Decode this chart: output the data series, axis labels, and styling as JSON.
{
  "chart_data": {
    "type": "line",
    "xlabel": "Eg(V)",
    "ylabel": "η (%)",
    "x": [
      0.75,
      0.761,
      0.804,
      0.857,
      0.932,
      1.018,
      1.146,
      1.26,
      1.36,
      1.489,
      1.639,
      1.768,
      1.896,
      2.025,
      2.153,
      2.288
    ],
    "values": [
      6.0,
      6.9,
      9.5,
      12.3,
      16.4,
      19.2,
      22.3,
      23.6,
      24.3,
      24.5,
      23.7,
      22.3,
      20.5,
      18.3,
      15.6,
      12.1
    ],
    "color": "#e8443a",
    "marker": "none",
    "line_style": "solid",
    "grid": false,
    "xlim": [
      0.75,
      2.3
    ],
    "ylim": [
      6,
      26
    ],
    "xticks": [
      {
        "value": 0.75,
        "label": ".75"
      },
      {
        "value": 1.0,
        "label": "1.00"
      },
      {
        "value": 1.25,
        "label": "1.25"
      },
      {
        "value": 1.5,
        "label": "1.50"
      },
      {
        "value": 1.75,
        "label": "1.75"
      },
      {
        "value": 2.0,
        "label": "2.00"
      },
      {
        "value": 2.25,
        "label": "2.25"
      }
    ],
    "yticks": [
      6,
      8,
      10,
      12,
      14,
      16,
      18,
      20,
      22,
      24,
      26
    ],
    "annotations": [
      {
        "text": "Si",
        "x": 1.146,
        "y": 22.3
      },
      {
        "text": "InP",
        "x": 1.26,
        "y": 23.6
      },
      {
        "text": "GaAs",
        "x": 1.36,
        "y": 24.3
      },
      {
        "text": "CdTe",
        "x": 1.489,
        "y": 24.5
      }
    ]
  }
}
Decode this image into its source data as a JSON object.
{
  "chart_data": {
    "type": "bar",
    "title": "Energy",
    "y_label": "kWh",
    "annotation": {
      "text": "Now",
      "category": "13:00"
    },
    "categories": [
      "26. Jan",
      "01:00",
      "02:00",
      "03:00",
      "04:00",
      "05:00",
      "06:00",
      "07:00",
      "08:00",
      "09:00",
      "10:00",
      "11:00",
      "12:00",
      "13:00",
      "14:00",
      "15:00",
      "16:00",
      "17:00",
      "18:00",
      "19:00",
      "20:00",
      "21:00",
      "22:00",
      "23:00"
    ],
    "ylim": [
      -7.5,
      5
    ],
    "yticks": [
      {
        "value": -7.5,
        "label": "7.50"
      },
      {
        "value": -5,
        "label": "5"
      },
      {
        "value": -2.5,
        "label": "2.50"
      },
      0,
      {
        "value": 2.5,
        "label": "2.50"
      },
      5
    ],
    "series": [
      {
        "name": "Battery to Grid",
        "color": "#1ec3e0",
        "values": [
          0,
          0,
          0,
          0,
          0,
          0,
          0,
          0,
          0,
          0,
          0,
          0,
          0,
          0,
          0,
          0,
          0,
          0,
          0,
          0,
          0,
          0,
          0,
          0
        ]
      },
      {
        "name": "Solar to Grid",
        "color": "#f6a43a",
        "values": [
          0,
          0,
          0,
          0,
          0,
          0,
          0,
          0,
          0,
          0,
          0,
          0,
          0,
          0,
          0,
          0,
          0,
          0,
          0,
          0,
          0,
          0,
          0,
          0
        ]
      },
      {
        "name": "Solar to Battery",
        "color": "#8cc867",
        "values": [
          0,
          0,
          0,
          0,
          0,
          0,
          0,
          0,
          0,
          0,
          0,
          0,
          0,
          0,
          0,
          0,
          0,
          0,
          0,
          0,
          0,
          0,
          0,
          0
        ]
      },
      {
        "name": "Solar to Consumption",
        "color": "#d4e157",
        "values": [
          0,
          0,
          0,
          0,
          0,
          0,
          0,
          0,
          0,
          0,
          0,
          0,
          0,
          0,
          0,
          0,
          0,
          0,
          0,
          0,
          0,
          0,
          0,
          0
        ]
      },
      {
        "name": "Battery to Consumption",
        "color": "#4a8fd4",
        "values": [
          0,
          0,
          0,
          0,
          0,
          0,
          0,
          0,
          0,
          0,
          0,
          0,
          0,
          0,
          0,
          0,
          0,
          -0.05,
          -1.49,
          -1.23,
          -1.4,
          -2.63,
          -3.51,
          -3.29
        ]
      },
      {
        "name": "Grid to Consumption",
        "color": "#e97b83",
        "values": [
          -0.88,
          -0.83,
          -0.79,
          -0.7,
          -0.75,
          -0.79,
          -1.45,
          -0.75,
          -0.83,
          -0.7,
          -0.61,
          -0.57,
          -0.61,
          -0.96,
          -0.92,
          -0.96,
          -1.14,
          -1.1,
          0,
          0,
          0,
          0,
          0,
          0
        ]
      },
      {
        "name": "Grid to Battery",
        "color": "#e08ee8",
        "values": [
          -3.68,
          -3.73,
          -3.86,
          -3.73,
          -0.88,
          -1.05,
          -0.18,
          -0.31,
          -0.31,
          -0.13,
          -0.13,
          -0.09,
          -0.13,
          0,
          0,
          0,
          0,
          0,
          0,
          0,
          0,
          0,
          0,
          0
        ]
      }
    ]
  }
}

═══

*INSTRUCTIONS FOR THE TASK:* Select and copy each line from the data that includes the word "text".

*SOLUTION:*
        "text": "Si",
        "text": "InP",
        "text": "GaAs",
        "text": "CdTe",
      "text": "Now",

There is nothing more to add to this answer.